▸ **EXERCISE DETAILS**: Send back all the data below, exactly as given.

▸ **EXTRACTED RECORDS**:

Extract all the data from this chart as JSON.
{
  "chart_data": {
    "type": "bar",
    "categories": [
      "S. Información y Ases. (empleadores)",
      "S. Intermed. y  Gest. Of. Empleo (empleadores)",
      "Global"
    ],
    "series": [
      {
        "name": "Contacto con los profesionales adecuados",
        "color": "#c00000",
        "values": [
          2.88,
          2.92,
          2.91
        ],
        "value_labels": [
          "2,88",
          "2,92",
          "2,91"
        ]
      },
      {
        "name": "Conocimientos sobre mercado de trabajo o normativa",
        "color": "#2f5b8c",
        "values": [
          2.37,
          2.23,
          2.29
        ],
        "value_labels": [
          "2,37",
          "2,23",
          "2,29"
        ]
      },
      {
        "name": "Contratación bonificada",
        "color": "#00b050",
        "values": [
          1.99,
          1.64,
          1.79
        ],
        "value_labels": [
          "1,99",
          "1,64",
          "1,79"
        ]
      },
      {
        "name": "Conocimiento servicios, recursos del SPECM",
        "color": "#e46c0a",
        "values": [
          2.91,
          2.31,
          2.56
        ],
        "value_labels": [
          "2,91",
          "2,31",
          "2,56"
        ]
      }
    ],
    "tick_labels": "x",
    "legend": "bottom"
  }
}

▸ **EXPECTED OUTPUT**:
Extract all the data from this chart as JSON.
{
  "chart_data": {
    "type": "bar",
    "categories": [
      "S. Información y Ases. (empleadores)",
      "S. Intermed. y  Gest. Of. Empleo (empleadores)",
      "Global"
    ],
    "series": [
      {
        "name": "Contacto con los profesionales adecuados",
        "color": "#c00000",
        "values": [
          2.88,
          2.92,
          2.91
        ],
        "value_labels": [
          "2,88",
          "2,92",
          "2,91"
        ]
      },
      {
        "name": "Conocimientos sobre mercado de trabajo o normativa",
        "color": "#2f5b8c",
        "values": [
          2.37,
          2.23,
          2.29
        ],
        "value_labels": [
          "2,37",
          "2,23",
          "2,29"
        ]
      },
      {
        "name": "Contratación bonificada",
        "color": "#00b050",
        "values": [
          1.99,
          1.64,
          1.79
        ],
        "value_labels": [
          "1,99",
          "1,64",
          "1,79"
        ]
      },
      {
        "name": "Conocimiento servicios, recursos del SPECM",
        "color": "#e46c0a",
        "values": [
          2.91,
          2.31,
          2.56
        ],
        "value_labels": [
          "2,91",
          "2,31",
          "2,56"
        ]
      }
    ],
    "tick_labels": "x",
    "legend": "bottom"
  }
}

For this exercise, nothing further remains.